### Records for this task
:::

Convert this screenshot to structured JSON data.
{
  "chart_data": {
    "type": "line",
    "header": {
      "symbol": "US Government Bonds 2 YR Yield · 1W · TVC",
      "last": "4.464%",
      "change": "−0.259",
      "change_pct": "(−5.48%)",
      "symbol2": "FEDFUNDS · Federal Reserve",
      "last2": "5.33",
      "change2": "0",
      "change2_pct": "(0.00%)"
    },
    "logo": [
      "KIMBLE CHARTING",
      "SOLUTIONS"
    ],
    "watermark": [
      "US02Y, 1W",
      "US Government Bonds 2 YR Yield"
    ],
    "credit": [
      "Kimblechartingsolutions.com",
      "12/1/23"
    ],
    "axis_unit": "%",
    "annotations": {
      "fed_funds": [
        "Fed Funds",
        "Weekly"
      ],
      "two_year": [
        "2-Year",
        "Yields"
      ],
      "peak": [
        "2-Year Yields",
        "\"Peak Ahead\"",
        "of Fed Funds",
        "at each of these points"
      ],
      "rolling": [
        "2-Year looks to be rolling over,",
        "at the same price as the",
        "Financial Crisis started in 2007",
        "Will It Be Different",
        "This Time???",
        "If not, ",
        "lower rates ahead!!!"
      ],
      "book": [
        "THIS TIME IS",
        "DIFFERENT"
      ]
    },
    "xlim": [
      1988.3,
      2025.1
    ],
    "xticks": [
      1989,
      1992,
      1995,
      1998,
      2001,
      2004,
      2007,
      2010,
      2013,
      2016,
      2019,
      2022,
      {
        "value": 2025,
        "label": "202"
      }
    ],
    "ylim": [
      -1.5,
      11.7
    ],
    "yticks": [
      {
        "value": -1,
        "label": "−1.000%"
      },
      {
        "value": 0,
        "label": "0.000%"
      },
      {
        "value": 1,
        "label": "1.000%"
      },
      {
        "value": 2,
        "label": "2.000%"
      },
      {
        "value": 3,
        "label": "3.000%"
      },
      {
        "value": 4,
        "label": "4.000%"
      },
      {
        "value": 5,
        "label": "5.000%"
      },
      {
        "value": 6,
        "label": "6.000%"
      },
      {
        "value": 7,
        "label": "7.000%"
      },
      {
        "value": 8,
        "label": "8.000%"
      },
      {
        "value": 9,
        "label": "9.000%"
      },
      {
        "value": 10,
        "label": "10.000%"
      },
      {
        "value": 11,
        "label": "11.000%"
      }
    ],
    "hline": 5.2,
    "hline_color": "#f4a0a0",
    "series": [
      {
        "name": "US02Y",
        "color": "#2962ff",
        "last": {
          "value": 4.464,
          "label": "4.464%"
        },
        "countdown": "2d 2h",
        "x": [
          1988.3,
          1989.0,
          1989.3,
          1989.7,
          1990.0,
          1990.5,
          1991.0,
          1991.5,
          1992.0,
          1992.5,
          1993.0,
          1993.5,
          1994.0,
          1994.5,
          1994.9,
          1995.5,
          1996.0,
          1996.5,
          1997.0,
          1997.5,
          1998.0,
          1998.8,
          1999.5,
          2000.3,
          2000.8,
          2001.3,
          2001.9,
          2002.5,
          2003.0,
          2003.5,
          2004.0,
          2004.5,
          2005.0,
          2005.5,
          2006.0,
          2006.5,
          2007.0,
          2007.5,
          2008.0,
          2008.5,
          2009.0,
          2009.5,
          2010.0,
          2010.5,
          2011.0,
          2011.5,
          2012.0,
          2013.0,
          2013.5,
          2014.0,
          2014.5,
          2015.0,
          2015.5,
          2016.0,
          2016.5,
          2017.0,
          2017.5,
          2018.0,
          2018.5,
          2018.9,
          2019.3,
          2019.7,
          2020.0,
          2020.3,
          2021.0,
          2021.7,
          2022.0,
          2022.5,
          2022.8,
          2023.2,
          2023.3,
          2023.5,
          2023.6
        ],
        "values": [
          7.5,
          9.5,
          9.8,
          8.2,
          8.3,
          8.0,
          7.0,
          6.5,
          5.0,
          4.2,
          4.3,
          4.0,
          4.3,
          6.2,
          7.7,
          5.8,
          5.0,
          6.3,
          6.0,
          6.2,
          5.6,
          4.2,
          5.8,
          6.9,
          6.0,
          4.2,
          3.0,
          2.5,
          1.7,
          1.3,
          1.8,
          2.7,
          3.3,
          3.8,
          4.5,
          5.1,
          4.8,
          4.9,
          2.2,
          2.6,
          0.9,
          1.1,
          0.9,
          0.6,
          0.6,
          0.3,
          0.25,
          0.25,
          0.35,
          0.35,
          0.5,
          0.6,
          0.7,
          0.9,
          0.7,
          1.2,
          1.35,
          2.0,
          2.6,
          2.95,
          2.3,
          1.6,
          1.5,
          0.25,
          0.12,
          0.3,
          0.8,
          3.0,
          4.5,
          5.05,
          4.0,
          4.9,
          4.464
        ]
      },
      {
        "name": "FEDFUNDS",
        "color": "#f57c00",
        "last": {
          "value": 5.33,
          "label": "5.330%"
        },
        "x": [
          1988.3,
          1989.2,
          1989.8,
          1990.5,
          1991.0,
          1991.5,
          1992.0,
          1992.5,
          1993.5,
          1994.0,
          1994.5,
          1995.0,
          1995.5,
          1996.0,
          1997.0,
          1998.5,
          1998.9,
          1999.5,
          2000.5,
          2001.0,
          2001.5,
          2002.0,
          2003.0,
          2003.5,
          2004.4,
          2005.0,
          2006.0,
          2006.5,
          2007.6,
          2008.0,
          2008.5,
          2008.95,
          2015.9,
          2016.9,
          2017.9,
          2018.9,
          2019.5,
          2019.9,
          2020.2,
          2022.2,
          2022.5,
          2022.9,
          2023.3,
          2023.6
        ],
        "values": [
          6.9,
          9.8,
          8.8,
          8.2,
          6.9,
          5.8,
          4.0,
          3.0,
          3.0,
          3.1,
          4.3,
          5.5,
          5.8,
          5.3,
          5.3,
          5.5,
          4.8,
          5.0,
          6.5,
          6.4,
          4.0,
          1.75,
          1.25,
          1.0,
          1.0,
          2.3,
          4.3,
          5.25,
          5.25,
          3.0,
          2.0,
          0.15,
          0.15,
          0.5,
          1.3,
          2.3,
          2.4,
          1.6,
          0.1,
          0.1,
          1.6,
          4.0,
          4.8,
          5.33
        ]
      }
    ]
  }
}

:::

Copy the data above exactly. Every line must be included.

### Written answer
Convert this screenshot to structured JSON data.
{
  "chart_data": {
    "type": "line",
    "header": {
      "symbol": "US Government Bonds 2 YR Yield · 1W · TVC",
      "last": "4.464%",
      "change": "−0.259",
      "change_pct": "(−5.48%)",
      "symbol2": "FEDFUNDS · Federal Reserve",
      "last2": "5.33",
      "change2": "0",
      "change2_pct": "(0.00%)"
    },
    "logo": [
      "KIMBLE CHARTING",
      "SOLUTIONS"
    ],
    "watermark": [
      "US02Y, 1W",
      "US Government Bonds 2 YR Yield"
    ],
    "credit": [
      "Kimblechartingsolutions.com",
      "12/1/23"
    ],
    "axis_unit": "%",
    "annotations": {
      "fed_funds": [
        "Fed Funds",
        "Weekly"
      ],
      "two_year": [
        "2-Year",
        "Yields"
      ],
      "peak": [
        "2-Year Yields",
        "\"Peak Ahead\"",
        "of Fed Funds",
        "at each of these points"
      ],
      "rolling": [
        "2-Year looks to be rolling over,",
        "at the same price as the",
        "Financial Crisis started in 2007",
        "Will It Be Different",
        "This Time???",
        "If not, ",
        "lower rates ahead!!!"
      ],
      "book": [
        "THIS TIME IS",
        "DIFFERENT"
      ]
    },
    "xlim": [
      1988.3,
      2025.1
    ],
    "xticks": [
      1989,
      1992,
      1995,
      1998,
      2001,
      2004,
      2007,
      2010,
      2013,
      2016,
      2019,
      2022,
      {
        "value": 2025,
        "label": "202"
      }
    ],
    "ylim": [
      -1.5,
      11.7
    ],
    "yticks": [
      {
        "value": -1,
        "label": "−1.000%"
      },
      {
        "value": 0,
        "label": "0.000%"
      },
      {
        "value": 1,
        "label": "1.000%"
      },
      {
        "value": 2,
        "label": "2.000%"
      },
      {
        "value": 3,
        "label": "3.000%"
      },
      {
        "value": 4,
        "label": "4.000%"
      },
      {
        "value": 5,
        "label": "5.000%"
      },
      {
        "value": 6,
        "label": "6.000%"
      },
      {
        "value": 7,
        "label": "7.000%"
      },
      {
        "value": 8,
        "label": "8.000%"
      },
      {
        "value": 9,
        "label": "9.000%"
      },
      {
        "value": 10,
        "label": "10.000%"
      },
      {
        "value": 11,
        "label": "11.000%"
      }
    ],
    "hline": 5.2,
    "hline_color": "#f4a0a0",
    "series": [
      {
        "name": "US02Y",
        "color": "#2962ff",
        "last": {
          "value": 4.464,
          "label": "4.464%"
        },
        "countdown": "2d 2h",
        "x": [
          1988.3,
          1989.0,
          1989.3,
          1989.7,
          1990.0,
          1990.5,
          1991.0,
          1991.5,
          1992.0,
          1992.5,
          1993.0,
          1993.5,
          1994.0,
          1994.5,
          1994.9,
          1995.5,
          1996.0,
          1996.5,
          1997.0,
          1997.5,
          1998.0,
          1998.8,
          1999.5,
          2000.3,
          2000.8,
          2001.3,
          2001.9,
          2002.5,
          2003.0,
          2003.5,
          2004.0,
          2004.5,
          2005.0,
          2005.5,
          2006.0,
          2006.5,
          2007.0,
          2007.5,
          2008.0,
          2008.5,
          2009.0,
          2009.5,
          2010.0,
          2010.5,
          2011.0,
          2011.5,
          2012.0,
          2013.0,
          2013.5,
          2014.0,
          2014.5,
          2015.0,
          2015.5,
          2016.0,
          2016.5,
          2017.0,
          2017.5,
          2018.0,
          2018.5,
          2018.9,
          2019.3,
          2019.7,
          2020.0,
          2020.3,
          2021.0,
          2021.7,
          2022.0,
          2022.5,
          2022.8,
          2023.2,
          2023.3,
          2023.5,
          2023.6
        ],
        "values": [
          7.5,
          9.5,
          9.8,
          8.2,
          8.3,
          8.0,
          7.0,
          6.5,
          5.0,
          4.2,
          4.3,
          4.0,
          4.3,
          6.2,
          7.7,
          5.8,
          5.0,
          6.3,
          6.0,
          6.2,
          5.6,
          4.2,
          5.8,
          6.9,
          6.0,
          4.2,
          3.0,
          2.5,
          1.7,
          1.3,
          1.8,
          2.7,
          3.3,
          3.8,
          4.5,
          5.1,
          4.8,
          4.9,
          2.2,
          2.6,
          0.9,
          1.1,
          0.9,
          0.6,
          0.6,
          0.3,
          0.25,
          0.25,
          0.35,
          0.35,
          0.5,
          0.6,
          0.7,
          0.9,
          0.7,
          1.2,
          1.35,
          2.0,
          2.6,
          2.95,
          2.3,
          1.6,
          1.5,
          0.25,
          0.12,
          0.3,
          0.8,
          3.0,
          4.5,
          5.05,
          4.0,
          4.9,
          4.464
        ]
      },
      {
        "name": "FEDFUNDS",
        "color": "#f57c00",
        "last": {
          "value": 5.33,
          "label": "5.330%"
        },
        "x": [
          1988.3,
          1989.2,
          1989.8,
          1990.5,
          1991.0,
          1991.5,
          1992.0,
          1992.5,
          1993.5,
          1994.0,
          1994.5,
          1995.0,
          1995.5,
          1996.0,
          1997.0,
          1998.5,
          1998.9,
          1999.5,
          2000.5,
          2001.0,
          2001.5,
          2002.0,
          2003.0,
          2003.5,
          2004.4,
          2005.0,
          2006.0,
          2006.5,
          2007.6,
          2008.0,
          2008.5,
          2008.95,
          2015.9,
          2016.9,
          2017.9,
          2018.9,
          2019.5,
          2019.9,
          2020.2,
          2022.2,
          2022.5,
          2022.9,
          2023.3,
          2023.6
        ],
        "values": [
          6.9,
          9.8,
          8.8,
          8.2,
          6.9,
          5.8,
          4.0,
          3.0,
          3.0,
          3.1,
          4.3,
          5.5,
          5.8,
          5.3,
          5.3,
          5.5,
          4.8,
          5.0,
          6.5,
          6.4,
          4.0,
          1.75,
          1.25,
          1.0,
          1.0,
          2.3,
          4.3,
          5.25,
          5.25,
          3.0,
          2.0,
          0.15,
          0.15,
          0.5,
          1.3,
          2.3,
          2.4,
          1.6,
          0.1,
          0.1,
          1.6,
          4.0,
          4.8,
          5.33
        ]
      }
    ]
  }
}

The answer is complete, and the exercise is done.